- _SHORT TASK_: Extract every line below that contains the word "នកងទ".

- _RECORD EXTRACTS_:

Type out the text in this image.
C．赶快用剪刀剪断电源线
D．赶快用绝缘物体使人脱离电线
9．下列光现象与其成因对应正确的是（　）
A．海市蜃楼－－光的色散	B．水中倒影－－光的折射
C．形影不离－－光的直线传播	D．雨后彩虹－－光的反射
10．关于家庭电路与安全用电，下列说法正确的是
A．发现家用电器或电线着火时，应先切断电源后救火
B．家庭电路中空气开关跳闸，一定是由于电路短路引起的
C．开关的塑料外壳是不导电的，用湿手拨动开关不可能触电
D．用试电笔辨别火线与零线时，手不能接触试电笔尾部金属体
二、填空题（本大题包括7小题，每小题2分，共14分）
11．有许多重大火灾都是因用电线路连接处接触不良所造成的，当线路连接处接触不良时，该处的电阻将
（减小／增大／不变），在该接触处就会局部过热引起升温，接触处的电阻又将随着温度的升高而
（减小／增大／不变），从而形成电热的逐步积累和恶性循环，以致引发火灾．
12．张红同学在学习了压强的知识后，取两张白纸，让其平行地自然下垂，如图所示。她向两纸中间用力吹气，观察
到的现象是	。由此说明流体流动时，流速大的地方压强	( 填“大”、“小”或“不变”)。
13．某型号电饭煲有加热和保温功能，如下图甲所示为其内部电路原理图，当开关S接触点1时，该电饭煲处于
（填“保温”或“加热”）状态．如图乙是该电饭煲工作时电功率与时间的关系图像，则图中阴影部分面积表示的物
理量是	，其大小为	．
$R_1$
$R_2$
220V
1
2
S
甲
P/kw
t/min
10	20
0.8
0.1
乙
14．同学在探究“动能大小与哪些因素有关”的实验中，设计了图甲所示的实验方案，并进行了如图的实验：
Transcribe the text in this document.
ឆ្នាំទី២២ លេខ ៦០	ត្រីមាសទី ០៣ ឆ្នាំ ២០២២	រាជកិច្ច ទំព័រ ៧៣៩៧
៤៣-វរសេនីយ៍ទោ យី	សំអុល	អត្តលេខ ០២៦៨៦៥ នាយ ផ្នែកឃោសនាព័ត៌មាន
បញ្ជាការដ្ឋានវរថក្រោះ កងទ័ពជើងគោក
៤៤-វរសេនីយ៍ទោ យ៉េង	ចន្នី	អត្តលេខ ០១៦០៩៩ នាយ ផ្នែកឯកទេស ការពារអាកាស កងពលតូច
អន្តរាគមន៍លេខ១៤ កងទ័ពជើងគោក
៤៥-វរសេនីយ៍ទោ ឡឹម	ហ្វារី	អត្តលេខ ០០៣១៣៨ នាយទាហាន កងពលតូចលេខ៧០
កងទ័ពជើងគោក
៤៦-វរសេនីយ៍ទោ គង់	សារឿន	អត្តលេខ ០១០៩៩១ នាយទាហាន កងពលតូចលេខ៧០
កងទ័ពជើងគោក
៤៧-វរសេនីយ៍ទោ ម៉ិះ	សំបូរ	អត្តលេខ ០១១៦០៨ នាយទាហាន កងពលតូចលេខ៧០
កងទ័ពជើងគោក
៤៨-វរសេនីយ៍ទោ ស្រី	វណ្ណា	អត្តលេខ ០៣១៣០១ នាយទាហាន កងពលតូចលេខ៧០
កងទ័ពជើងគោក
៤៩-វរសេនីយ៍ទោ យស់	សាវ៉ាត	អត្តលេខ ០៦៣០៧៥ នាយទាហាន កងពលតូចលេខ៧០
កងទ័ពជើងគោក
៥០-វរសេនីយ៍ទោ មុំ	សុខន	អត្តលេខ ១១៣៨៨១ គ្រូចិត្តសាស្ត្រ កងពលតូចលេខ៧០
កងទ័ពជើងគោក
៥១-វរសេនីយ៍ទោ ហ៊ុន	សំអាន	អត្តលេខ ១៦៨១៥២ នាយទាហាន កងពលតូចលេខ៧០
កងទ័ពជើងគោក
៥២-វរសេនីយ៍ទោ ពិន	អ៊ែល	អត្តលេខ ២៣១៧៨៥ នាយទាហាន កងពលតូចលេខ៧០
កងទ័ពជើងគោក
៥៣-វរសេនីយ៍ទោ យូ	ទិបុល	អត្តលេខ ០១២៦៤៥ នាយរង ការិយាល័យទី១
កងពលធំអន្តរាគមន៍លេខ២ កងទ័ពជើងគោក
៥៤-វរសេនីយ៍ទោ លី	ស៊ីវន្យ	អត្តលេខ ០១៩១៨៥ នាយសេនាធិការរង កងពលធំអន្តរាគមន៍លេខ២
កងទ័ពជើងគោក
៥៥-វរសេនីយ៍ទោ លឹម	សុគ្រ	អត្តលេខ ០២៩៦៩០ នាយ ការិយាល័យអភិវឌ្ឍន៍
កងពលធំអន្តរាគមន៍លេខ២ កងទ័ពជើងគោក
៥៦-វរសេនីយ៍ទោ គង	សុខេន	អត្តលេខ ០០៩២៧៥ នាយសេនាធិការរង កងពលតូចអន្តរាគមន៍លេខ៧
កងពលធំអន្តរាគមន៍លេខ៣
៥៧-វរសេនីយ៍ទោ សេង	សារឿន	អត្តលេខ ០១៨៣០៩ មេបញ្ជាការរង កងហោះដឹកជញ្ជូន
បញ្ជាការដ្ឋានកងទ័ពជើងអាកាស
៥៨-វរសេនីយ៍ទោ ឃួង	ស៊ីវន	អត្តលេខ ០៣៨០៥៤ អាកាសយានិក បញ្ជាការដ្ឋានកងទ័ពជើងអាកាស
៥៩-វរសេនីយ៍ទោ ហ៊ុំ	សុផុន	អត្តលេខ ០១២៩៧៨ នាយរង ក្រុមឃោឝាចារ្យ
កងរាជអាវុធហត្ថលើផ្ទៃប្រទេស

- _RESULT BELOW_:
បញ្ជាការដ្ឋានកងទ័ពជើងអាកាស
៥៨-វរសេនីយ៍ទោ ឃួង	ស៊ីវន	អត្តលេខ ០៣៨០៥៤ អាកាសយានិក បញ្ជាការដ្ឋានកងទ័ពជើងអាកាស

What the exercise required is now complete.